=== DO THIS ===
Using the data below, copy each line that includes the word "Training".

(Dataset excerpts)
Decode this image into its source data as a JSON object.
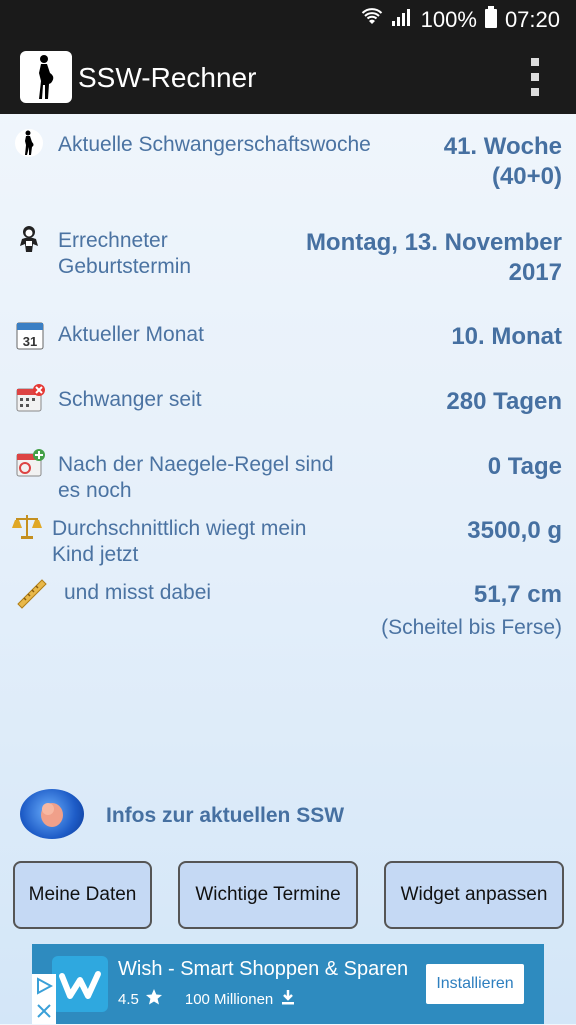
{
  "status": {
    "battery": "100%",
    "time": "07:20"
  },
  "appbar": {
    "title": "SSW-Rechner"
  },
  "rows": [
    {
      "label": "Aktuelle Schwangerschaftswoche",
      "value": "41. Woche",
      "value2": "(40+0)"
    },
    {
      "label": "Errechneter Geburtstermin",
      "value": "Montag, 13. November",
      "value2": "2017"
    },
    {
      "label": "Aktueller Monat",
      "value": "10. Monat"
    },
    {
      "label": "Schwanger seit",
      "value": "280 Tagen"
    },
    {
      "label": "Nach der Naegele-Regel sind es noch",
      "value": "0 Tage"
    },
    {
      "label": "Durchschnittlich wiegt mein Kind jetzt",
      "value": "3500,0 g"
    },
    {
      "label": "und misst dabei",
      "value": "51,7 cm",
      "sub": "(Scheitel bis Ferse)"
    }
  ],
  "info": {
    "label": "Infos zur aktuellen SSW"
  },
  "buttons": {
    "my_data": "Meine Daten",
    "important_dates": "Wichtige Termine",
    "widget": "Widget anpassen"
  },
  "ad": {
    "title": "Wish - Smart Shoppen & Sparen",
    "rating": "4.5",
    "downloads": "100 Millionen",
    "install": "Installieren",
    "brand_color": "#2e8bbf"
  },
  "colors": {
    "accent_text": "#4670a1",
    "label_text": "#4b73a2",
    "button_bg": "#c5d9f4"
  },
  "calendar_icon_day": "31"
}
---
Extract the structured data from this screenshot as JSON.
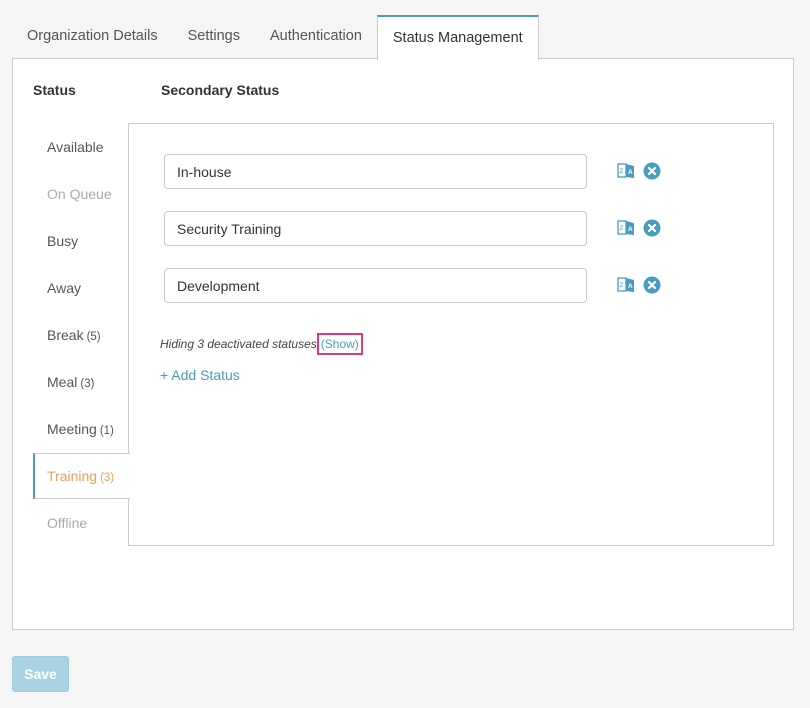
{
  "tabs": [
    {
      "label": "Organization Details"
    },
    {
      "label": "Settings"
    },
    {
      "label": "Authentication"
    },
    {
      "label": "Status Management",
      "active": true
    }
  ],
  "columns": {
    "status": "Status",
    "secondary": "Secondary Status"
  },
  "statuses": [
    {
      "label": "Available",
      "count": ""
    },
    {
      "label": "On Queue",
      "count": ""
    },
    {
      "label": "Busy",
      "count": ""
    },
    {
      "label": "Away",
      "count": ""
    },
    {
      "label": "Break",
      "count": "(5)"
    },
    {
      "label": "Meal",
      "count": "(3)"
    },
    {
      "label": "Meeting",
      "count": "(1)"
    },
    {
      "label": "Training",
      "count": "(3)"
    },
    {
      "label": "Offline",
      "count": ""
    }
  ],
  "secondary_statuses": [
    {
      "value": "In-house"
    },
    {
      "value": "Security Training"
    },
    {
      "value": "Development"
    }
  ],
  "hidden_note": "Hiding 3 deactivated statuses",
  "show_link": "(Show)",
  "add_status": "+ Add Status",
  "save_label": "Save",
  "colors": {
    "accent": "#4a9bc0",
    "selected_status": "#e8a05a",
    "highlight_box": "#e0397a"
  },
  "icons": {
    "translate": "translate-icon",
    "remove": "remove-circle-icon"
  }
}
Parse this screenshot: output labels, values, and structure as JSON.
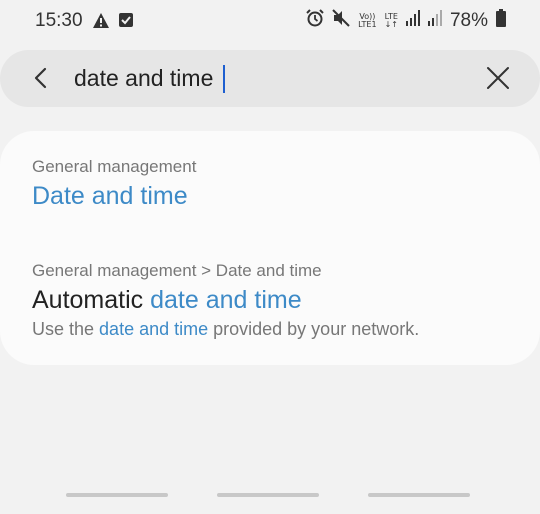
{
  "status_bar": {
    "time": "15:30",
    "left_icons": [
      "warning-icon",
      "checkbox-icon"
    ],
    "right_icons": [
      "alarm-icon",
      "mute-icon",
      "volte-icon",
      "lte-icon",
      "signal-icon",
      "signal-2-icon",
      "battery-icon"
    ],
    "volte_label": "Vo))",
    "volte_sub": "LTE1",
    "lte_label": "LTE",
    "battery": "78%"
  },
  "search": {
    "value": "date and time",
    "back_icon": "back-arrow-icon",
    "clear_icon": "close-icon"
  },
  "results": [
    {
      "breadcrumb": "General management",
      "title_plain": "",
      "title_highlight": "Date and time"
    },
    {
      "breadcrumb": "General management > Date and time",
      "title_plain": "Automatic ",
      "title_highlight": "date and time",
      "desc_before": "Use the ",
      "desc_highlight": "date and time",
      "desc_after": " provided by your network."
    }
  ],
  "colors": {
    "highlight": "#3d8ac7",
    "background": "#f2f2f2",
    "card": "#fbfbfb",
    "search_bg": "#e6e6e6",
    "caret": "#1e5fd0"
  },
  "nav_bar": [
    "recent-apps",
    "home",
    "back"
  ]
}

=== EXERCISE ANSWER ===
      "label": "Training",
      "value": "Security Training"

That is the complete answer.